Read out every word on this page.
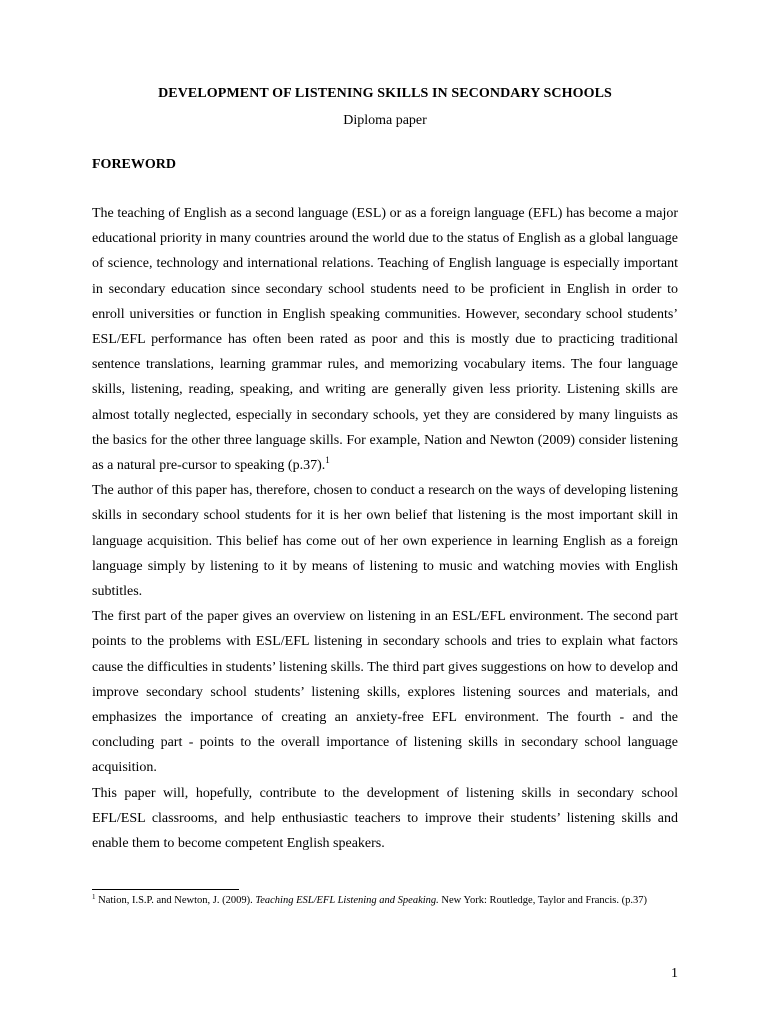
DEVELOPMENT OF LISTENING SKILLS IN SECONDARY SCHOOLS

Diploma paper

FOREWORD

The teaching of English as a second language (ESL) or as a foreign language (EFL) has become a major educational priority in many countries around the world due to the status of English as a global language of science, technology and international relations. Teaching of English language is especially important in secondary education since secondary school students need to be proficient in English in order to enroll universities or function in English speaking communities. However, secondary school students’ ESL/EFL performance has often been rated as poor and this is mostly due to practicing traditional sentence translations, learning grammar rules, and memorizing vocabulary items. The four language skills, listening, reading, speaking, and writing are generally given less priority. Listening skills are almost totally neglected, especially in secondary schools, yet they are considered by many linguists as the basics for the other three language skills. For example, Nation and Newton (2009) consider listening as a natural pre-cursor to speaking (p.37).$^1$

The author of this paper has, therefore, chosen to conduct a research on the ways of developing listening skills in secondary school students for it is her own belief that listening is the most important skill in language acquisition. This belief has come out of her own experience in learning English as a foreign language simply by listening to it by means of listening to music and watching movies with English subtitles.

The first part of the paper gives an overview on listening in an ESL/EFL environment. The second part points to the problems with ESL/EFL listening in secondary schools and tries to explain what factors cause the difficulties in students’ listening skills. The third part gives suggestions on how to develop and improve secondary school students’ listening skills, explores listening sources and materials, and emphasizes the importance of creating an anxiety-free EFL environment. The fourth - and the concluding part - points to the overall importance of listening skills in secondary school language acquisition.

This paper will, hopefully, contribute to the development of listening skills in secondary school EFL/ESL classrooms, and help enthusiastic teachers to improve their students’ listening skills and enable them to become competent English speakers.

$^1$ Nation, I.S.P. and Newton, J. (2009). Teaching ESL/EFL Listening and Speaking. New York: Routledge, Taylor and Francis. (p.37)

1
----
### Set problem
Identify every line holding the word "with" and copy it out.

### Finished answer
The author of this paper has, therefore, chosen to conduct a research on the ways of developing listening skills in secondary school students for it is her own belief that listening is the most important skill in language acquisition. This belief has come out of her own experience in learning English as a foreign language simply by listening to it by means of listening to music and watching movies with English subtitles.
The first part of the paper gives an overview on listening in an ESL/EFL environment. The second part points to the problems with ESL/EFL listening in secondary schools and tries to explain what factors cause the difficulties in students’ listening skills. The third part gives suggestions on how to develop and improve secondary school students’ listening skills, explores listening sources and materials, and emphasizes the importance of creating an anxiety-free EFL environment. The fourth - and the concluding part - points to the overall importance of listening skills in secondary school language acquisition.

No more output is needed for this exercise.